----- Data for processing

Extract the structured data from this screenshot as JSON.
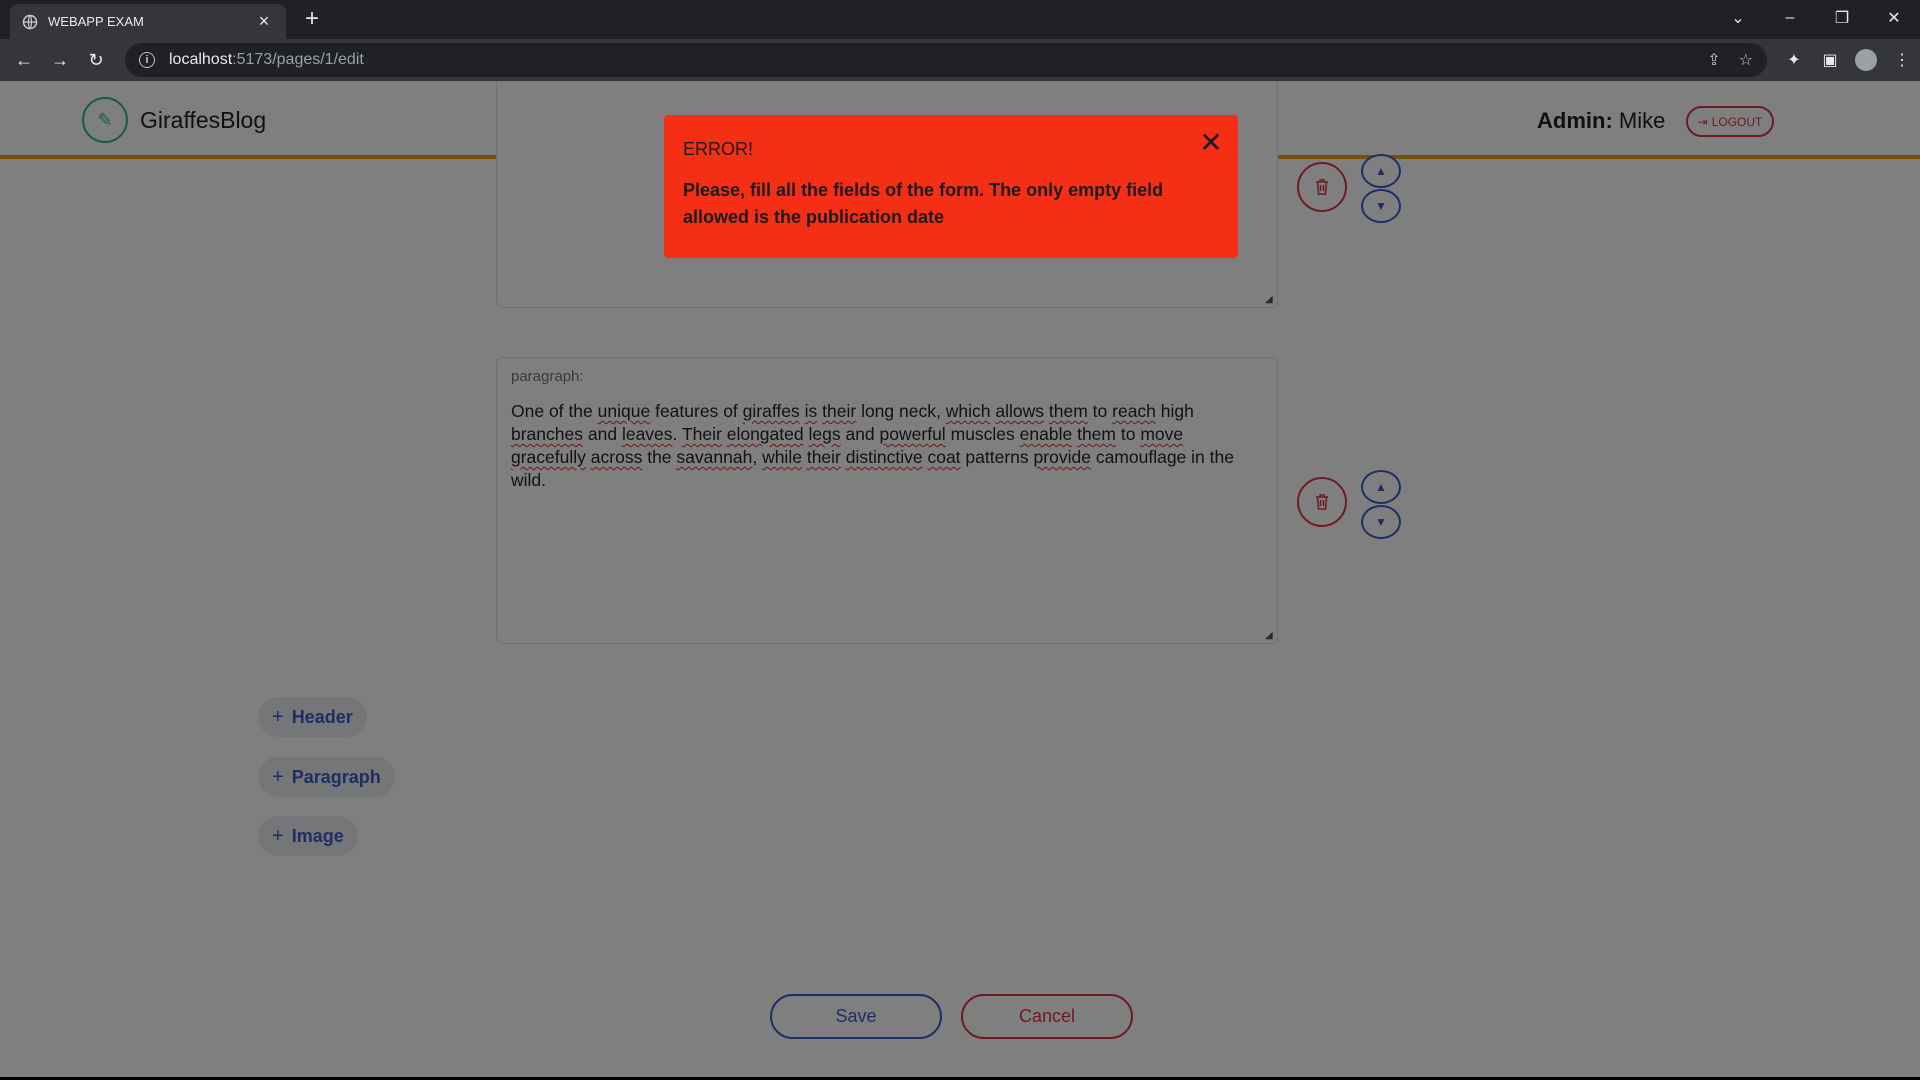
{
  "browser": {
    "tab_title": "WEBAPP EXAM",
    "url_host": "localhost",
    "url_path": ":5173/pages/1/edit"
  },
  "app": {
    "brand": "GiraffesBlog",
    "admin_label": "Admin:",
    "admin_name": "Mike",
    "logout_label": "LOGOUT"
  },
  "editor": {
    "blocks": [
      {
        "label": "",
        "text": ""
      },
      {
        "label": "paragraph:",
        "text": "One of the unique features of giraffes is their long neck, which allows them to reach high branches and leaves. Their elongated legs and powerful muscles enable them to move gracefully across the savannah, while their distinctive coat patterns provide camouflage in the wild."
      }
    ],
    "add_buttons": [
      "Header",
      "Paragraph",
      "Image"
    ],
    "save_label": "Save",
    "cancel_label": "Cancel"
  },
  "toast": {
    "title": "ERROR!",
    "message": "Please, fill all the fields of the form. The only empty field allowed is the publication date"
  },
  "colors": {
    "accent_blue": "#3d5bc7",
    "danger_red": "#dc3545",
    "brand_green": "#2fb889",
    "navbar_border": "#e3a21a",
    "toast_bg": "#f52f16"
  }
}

----------

## [Stated task]
Every record above should be transcribed exactly; the pictures stay out of the copy.

## [Solution]
Extract the structured data from this screenshot as JSON.
{
  "browser": {
    "tab_title": "WEBAPP EXAM",
    "url_host": "localhost",
    "url_path": ":5173/pages/1/edit"
  },
  "app": {
    "brand": "GiraffesBlog",
    "admin_label": "Admin:",
    "admin_name": "Mike",
    "logout_label": "LOGOUT"
  },
  "editor": {
    "blocks": [
      {
        "label": "",
        "text": ""
      },
      {
        "label": "paragraph:",
        "text": "One of the unique features of giraffes is their long neck, which allows them to reach high branches and leaves. Their elongated legs and powerful muscles enable them to move gracefully across the savannah, while their distinctive coat patterns provide camouflage in the wild."
      }
    ],
    "add_buttons": [
      "Header",
      "Paragraph",
      "Image"
    ],
    "save_label": "Save",
    "cancel_label": "Cancel"
  },
  "toast": {
    "title": "ERROR!",
    "message": "Please, fill all the fields of the form. The only empty field allowed is the publication date"
  },
  "colors": {
    "accent_blue": "#3d5bc7",
    "danger_red": "#dc3545",
    "brand_green": "#2fb889",
    "navbar_border": "#e3a21a",
    "toast_bg": "#f52f16"
  }
}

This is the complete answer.